*What you have to do:*
Gather each line in the entries that includes the string "other".

..............................

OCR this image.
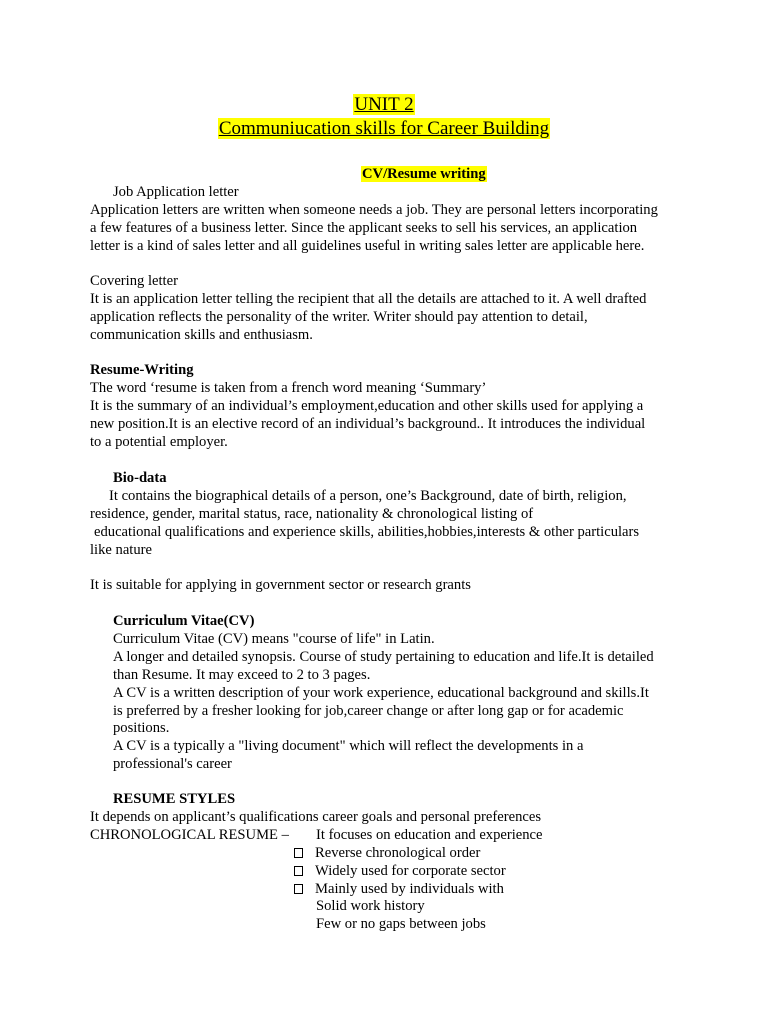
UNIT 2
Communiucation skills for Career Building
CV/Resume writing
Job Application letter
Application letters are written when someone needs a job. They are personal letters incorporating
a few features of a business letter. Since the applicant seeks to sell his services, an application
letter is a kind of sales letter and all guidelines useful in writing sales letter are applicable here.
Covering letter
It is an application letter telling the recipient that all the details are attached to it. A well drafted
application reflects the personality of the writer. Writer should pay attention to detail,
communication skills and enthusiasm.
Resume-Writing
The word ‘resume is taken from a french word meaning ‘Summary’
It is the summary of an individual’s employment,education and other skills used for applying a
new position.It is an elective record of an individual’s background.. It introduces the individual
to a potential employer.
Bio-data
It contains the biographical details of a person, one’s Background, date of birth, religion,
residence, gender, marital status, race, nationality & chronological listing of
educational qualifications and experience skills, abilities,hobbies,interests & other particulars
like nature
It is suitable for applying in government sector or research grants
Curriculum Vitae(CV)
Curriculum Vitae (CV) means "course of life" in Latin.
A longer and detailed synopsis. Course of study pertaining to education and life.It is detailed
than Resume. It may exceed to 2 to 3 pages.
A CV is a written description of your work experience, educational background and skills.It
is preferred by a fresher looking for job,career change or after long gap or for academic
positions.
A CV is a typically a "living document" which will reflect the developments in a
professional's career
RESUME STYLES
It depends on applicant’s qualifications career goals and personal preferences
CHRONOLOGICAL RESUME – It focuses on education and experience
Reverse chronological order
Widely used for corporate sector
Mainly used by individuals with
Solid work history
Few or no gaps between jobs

..............................

*Complete answer:*
It is the summary of an individual’s employment,education and other skills used for applying a
educational qualifications and experience skills, abilities,hobbies,interests & other particulars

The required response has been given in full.